The request
Read the lines that follow and tally those with the word "already"; give the number and nothing else.

(Data entries)
* START *
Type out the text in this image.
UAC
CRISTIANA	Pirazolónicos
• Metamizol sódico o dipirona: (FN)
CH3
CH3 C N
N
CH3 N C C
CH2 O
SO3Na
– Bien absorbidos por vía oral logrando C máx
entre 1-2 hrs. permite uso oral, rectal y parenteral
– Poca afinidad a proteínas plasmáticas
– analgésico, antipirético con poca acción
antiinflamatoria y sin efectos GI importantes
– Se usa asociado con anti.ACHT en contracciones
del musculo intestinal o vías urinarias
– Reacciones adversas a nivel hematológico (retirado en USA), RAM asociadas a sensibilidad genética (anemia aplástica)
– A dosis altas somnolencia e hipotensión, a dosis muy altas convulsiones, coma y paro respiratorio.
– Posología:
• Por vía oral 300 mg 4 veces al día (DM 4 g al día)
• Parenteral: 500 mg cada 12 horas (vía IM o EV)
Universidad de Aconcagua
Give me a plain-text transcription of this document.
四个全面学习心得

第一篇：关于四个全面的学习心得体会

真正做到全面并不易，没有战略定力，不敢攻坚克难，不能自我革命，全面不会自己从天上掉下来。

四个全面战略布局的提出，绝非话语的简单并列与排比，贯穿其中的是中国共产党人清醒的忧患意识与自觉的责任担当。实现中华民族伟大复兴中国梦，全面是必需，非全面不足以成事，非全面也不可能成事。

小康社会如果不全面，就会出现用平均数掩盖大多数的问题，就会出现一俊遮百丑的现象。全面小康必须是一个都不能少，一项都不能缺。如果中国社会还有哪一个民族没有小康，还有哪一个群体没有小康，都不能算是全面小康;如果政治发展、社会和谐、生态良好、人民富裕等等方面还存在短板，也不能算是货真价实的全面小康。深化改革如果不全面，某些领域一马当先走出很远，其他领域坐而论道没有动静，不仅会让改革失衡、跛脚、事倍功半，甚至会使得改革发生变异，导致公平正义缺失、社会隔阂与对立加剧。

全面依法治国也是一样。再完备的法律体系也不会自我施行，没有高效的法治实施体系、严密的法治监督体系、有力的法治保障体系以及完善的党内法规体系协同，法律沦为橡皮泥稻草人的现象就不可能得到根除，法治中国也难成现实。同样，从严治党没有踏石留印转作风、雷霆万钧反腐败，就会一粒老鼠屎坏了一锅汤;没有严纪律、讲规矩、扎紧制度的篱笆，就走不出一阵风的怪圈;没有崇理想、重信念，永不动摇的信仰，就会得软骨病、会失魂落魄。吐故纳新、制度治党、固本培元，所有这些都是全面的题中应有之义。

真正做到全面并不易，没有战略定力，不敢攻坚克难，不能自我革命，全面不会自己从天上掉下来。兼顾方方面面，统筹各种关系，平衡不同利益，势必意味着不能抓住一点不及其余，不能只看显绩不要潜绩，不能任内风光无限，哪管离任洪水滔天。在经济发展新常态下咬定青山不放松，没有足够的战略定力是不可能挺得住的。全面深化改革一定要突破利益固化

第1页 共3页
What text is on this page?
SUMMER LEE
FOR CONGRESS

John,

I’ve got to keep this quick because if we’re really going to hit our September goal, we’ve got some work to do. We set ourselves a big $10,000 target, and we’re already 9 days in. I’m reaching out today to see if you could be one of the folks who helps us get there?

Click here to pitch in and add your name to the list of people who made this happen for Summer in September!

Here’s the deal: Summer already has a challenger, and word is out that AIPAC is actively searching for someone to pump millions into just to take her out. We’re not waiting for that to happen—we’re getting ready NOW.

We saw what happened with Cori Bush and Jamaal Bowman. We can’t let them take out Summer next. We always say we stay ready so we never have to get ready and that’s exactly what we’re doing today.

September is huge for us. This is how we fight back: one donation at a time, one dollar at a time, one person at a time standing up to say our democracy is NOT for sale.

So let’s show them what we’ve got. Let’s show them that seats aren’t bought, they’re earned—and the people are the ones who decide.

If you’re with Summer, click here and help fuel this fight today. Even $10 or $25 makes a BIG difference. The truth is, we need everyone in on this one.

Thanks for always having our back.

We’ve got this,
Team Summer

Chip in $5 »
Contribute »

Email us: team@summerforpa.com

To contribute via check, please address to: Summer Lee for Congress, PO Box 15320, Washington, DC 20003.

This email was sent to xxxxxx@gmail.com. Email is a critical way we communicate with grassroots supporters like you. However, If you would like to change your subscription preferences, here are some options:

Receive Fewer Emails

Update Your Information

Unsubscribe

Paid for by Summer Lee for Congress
* END *
Solution to the exercise
2